Repeat everything in the material exactly.

[Dataset excerpts]

'''

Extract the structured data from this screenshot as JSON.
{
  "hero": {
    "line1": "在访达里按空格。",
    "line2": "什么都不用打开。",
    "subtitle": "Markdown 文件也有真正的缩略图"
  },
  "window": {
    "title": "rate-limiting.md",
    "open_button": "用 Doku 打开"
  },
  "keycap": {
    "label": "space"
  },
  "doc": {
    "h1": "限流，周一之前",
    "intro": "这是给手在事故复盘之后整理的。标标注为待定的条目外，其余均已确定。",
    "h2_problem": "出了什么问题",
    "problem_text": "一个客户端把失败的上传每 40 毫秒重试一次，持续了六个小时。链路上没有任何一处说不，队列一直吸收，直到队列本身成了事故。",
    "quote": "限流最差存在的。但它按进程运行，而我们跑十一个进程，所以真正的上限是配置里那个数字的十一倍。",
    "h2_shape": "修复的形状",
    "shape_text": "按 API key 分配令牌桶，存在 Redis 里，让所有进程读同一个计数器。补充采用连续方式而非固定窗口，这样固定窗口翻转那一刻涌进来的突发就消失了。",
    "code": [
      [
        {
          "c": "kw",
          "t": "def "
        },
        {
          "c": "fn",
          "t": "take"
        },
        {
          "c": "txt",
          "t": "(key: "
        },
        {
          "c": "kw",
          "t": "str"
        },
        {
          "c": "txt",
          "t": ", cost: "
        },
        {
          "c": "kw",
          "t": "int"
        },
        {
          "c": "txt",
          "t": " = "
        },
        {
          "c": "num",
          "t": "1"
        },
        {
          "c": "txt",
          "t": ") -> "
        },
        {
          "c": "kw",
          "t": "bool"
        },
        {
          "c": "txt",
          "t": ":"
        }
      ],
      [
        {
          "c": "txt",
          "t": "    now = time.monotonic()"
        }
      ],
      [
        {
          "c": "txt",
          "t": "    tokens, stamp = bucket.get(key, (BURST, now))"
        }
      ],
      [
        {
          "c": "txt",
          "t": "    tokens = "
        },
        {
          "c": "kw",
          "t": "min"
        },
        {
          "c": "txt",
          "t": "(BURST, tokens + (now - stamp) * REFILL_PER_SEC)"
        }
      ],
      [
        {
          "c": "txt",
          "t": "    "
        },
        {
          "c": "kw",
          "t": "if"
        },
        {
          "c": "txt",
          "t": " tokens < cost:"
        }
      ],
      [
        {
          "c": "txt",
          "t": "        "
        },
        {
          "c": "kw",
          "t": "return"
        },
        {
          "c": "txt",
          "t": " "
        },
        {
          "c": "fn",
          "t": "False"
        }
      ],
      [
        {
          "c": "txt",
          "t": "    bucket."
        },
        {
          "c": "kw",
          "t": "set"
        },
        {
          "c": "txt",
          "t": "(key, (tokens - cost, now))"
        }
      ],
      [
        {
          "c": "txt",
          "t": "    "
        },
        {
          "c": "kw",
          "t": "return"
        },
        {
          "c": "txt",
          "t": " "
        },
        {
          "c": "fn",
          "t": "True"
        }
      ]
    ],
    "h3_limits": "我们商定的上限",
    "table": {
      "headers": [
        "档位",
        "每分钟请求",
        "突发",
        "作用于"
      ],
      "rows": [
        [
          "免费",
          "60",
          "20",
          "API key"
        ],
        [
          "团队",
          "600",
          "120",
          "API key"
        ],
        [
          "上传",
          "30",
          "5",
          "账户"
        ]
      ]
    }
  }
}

'''

▶ **SOLUTION FOR THIS EXERCISE**:
Extract the structured data from this screenshot as JSON.
{
  "hero": {
    "line1": "在访达里按空格。",
    "line2": "什么都不用打开。",
    "subtitle": "Markdown 文件也有真正的缩略图"
  },
  "window": {
    "title": "rate-limiting.md",
    "open_button": "用 Doku 打开"
  },
  "keycap": {
    "label": "space"
  },
  "doc": {
    "h1": "限流，周一之前",
    "intro": "这是给手在事故复盘之后整理的。标标注为待定的条目外，其余均已确定。",
    "h2_problem": "出了什么问题",
    "problem_text": "一个客户端把失败的上传每 40 毫秒重试一次，持续了六个小时。链路上没有任何一处说不，队列一直吸收，直到队列本身成了事故。",
    "quote": "限流最差存在的。但它按进程运行，而我们跑十一个进程，所以真正的上限是配置里那个数字的十一倍。",
    "h2_shape": "修复的形状",
    "shape_text": "按 API key 分配令牌桶，存在 Redis 里，让所有进程读同一个计数器。补充采用连续方式而非固定窗口，这样固定窗口翻转那一刻涌进来的突发就消失了。",
    "code": [
      [
        {
          "c": "kw",
          "t": "def "
        },
        {
          "c": "fn",
          "t": "take"
        },
        {
          "c": "txt",
          "t": "(key: "
        },
        {
          "c": "kw",
          "t": "str"
        },
        {
          "c": "txt",
          "t": ", cost: "
        },
        {
          "c": "kw",
          "t": "int"
        },
        {
          "c": "txt",
          "t": " = "
        },
        {
          "c": "num",
          "t": "1"
        },
        {
          "c": "txt",
          "t": ") -> "
        },
        {
          "c": "kw",
          "t": "bool"
        },
        {
          "c": "txt",
          "t": ":"
        }
      ],
      [
        {
          "c": "txt",
          "t": "    now = time.monotonic()"
        }
      ],
      [
        {
          "c": "txt",
          "t": "    tokens, stamp = bucket.get(key, (BURST, now))"
        }
      ],
      [
        {
          "c": "txt",
          "t": "    tokens = "
        },
        {
          "c": "kw",
          "t": "min"
        },
        {
          "c": "txt",
          "t": "(BURST, tokens + (now - stamp) * REFILL_PER_SEC)"
        }
      ],
      [
        {
          "c": "txt",
          "t": "    "
        },
        {
          "c": "kw",
          "t": "if"
        },
        {
          "c": "txt",
          "t": " tokens < cost:"
        }
      ],
      [
        {
          "c": "txt",
          "t": "        "
        },
        {
          "c": "kw",
          "t": "return"
        },
        {
          "c": "txt",
          "t": " "
        },
        {
          "c": "fn",
          "t": "False"
        }
      ],
      [
        {
          "c": "txt",
          "t": "    bucket."
        },
        {
          "c": "kw",
          "t": "set"
        },
        {
          "c": "txt",
          "t": "(key, (tokens - cost, now))"
        }
      ],
      [
        {
          "c": "txt",
          "t": "    "
        },
        {
          "c": "kw",
          "t": "return"
        },
        {
          "c": "txt",
          "t": " "
        },
        {
          "c": "fn",
          "t": "True"
        }
      ]
    ],
    "h3_limits": "我们商定的上限",
    "table": {
      "headers": [
        "档位",
        "每分钟请求",
        "突发",
        "作用于"
      ],
      "rows": [
        [
          "免费",
          "60",
          "20",
          "API key"
        ],
        [
          "团队",
          "600",
          "120",
          "API key"
        ],
        [
          "上传",
          "30",
          "5",
          "账户"
        ]
      ]
    }
  }
}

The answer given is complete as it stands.